### REQUEST:
Go through the entries below and write each one out exactly.

### RECORDS FOR THE TASK:
######

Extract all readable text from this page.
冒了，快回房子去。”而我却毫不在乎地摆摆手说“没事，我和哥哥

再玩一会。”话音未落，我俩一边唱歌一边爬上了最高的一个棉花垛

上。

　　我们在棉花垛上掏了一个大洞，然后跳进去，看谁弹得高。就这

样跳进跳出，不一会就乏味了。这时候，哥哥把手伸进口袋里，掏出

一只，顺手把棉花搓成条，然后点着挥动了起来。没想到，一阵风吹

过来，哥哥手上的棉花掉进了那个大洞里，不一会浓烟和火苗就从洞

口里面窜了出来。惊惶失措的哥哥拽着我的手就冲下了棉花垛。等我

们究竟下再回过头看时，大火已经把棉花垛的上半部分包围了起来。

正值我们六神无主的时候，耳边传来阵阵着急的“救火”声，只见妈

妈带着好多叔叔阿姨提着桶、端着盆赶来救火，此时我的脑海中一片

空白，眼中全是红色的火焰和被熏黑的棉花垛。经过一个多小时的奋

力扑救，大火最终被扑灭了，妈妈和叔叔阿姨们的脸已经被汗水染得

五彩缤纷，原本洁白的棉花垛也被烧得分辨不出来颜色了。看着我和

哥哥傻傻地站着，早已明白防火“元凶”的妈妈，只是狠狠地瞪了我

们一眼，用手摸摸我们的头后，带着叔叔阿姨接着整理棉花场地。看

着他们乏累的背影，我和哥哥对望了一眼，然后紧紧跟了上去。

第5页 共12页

######

### SOLUTION TO THE EXERCISE:
Extract all readable text from this page.
冒了，快回房子去。”而我却毫不在乎地摆摆手说“没事，我和哥哥

再玩一会。”话音未落，我俩一边唱歌一边爬上了最高的一个棉花垛

上。

　　我们在棉花垛上掏了一个大洞，然后跳进去，看谁弹得高。就这

样跳进跳出，不一会就乏味了。这时候，哥哥把手伸进口袋里，掏出

一只，顺手把棉花搓成条，然后点着挥动了起来。没想到，一阵风吹

过来，哥哥手上的棉花掉进了那个大洞里，不一会浓烟和火苗就从洞

口里面窜了出来。惊惶失措的哥哥拽着我的手就冲下了棉花垛。等我

们究竟下再回过头看时，大火已经把棉花垛的上半部分包围了起来。

正值我们六神无主的时候，耳边传来阵阵着急的“救火”声，只见妈

妈带着好多叔叔阿姨提着桶、端着盆赶来救火，此时我的脑海中一片

空白，眼中全是红色的火焰和被熏黑的棉花垛。经过一个多小时的奋

力扑救，大火最终被扑灭了，妈妈和叔叔阿姨们的脸已经被汗水染得

五彩缤纷，原本洁白的棉花垛也被烧得分辨不出来颜色了。看着我和

哥哥傻傻地站着，早已明白防火“元凶”的妈妈，只是狠狠地瞪了我

们一眼，用手摸摸我们的头后，带着叔叔阿姨接着整理棉花场地。看

着他们乏累的背影，我和哥哥对望了一眼，然后紧紧跟了上去。

第5页 共12页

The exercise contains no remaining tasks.